> [Text shown]:
· · · · · · ·
In latest decades, with the development of Internet of Things, cloud computing, big data and other information technology, the overall goal is to raise the intelligence of economic and social network. Thus, intelligence and interconnection are characteristics of this age.
Individuals, enterprises and government agencies all have a material conscious information network-based model (material conscious information network – MCIN) that performance desires and intentions in an interconnected and intelligent network. The MCIN, evolved from traditional internet to a large-scaled, open-styled, self-organized and ecological intelligent network, is required by the future networked system that with the characteristics of proactive personalized consumption, direct centralized distribution, intelligent decentralized manufacture and ecological self-organized system (Ashdown and Dunne, 2006). Any relationship between the MCIN nodes is a supply–demand relationship.
Crowd science nowadays has come into people’s insight, which also reflects on clothing industry. Clothing design is the sole duty of professional designers, but everyone has a choice to supply his/her own design. That is what we called crowd-designing. Some related patterns have been provided but not in common use, and further research will be made in this paper.
To address the aforementioned problems, we present new models of clothing products and person (including customers and designers) based on MCIN models, integrated with new design patterns to reconstruct an improved supply–demand relationship in clothing industry. Furthermore, we develop a prototype of novel e-commerce platform based on the new model to prove the effectiveness of the CDCI modeling.
The reminder of paper is organized as follows. Section 2 reviews existing related work for designing patterns and MCIN-based models and also highlights the key contributions of this study of work. Section 3 formulates some new clothing design patterns based on Crowd Science. MCIN-based models of persons and products are presented in Sections 4 and 5. Implementation of the prototype system is developed in Section 6. The last section summarizes the work and provides a direction of future work.
2. Related work
Great importance has been attached to supply–demand relationship in clothing industry, with great meaningful research, and practice on 3D modeling of clothing and customers has been done and of course have made great contributions.
With technological advances, such as 3D body scanning for body measurement and automated computer-aided design (CAD) programs for custom pattern generation, along with new manufacturing developments, such as single-ply laser cutting and unit production systems, can make customization a viable option for clothing manufacturers.
· · · · · · ·
> [Goals]:
[1] Which characteristics does the clothing-design text say the future networked system requiring the MCIN has? List all of them.
[2] Retype the part of the clothing-design text between "Crowd science nowadays" and "in this paper.", inclusive.

> [Available data]:
· · · · · · ·
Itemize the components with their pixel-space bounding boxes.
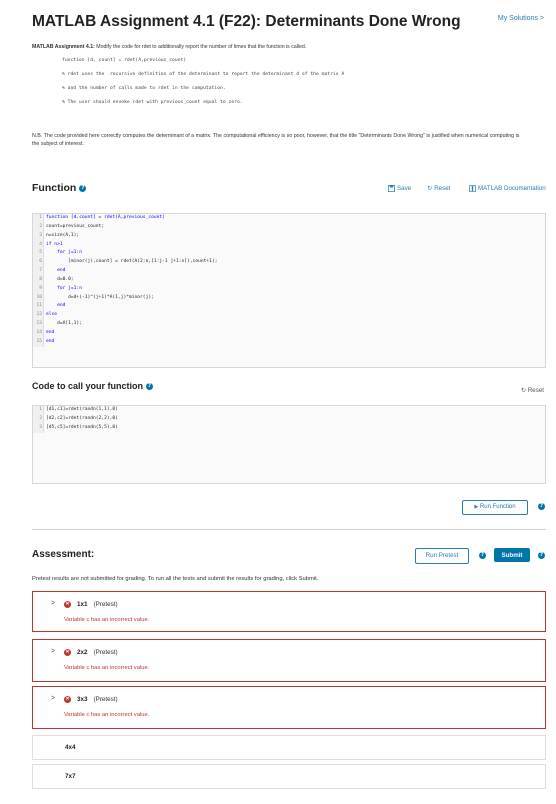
· · · · · · ·
> [Exercise results]:
[1]
- proactive personalized consumption
- direct centralized distribution
- intelligent decentralized manufacture
- ecological self-organized system

[2]
Crowd science nowadays has come into people’s insight, which also reflects on clothing industry. Clothing design is the sole duty of professional designers, but everyone has a choice to supply his/her own design. That is what we called crowd-designing. Some related patterns have been provided but not in common use, and further research will be made in this paper.